**What to produce:**
Reading down the listing below, count the lines where the word "this" shows up, then give only that count.

____ Task inputs

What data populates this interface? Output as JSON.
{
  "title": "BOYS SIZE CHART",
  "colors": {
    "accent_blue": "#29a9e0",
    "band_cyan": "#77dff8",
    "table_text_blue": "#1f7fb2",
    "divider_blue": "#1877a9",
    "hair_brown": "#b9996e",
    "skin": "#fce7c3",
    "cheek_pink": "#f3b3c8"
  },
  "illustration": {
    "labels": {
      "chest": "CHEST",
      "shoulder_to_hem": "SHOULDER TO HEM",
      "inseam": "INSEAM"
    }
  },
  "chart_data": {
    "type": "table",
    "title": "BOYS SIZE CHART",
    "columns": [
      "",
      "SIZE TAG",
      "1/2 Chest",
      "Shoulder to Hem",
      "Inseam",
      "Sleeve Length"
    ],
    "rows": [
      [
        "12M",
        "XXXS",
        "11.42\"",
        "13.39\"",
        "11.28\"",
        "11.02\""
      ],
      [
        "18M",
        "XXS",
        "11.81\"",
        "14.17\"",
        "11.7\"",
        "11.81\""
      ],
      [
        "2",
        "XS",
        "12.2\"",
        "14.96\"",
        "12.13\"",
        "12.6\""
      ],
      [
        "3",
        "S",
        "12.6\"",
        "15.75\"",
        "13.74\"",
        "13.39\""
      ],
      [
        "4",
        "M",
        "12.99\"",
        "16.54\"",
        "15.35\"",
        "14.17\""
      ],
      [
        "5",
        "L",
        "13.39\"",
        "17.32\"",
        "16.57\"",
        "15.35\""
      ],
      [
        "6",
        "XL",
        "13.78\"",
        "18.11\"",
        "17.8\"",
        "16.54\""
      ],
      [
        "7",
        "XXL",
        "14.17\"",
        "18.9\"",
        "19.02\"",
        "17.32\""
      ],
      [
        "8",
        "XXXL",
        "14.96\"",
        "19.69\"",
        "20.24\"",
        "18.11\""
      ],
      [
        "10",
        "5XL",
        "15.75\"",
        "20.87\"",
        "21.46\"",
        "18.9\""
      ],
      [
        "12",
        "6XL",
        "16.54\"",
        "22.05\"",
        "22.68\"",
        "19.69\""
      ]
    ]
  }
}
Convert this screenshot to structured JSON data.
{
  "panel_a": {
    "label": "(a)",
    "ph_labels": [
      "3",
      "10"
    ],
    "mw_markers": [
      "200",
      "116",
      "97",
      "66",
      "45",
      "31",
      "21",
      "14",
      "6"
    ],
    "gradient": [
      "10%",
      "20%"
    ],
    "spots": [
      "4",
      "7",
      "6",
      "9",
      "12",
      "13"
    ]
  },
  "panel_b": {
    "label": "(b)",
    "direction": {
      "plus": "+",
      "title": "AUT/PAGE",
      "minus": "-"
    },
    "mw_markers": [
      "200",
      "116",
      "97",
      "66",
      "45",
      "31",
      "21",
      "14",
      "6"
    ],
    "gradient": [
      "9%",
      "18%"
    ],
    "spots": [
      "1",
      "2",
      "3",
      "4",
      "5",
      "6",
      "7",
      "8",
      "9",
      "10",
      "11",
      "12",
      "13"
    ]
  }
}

________

**The solution:**
2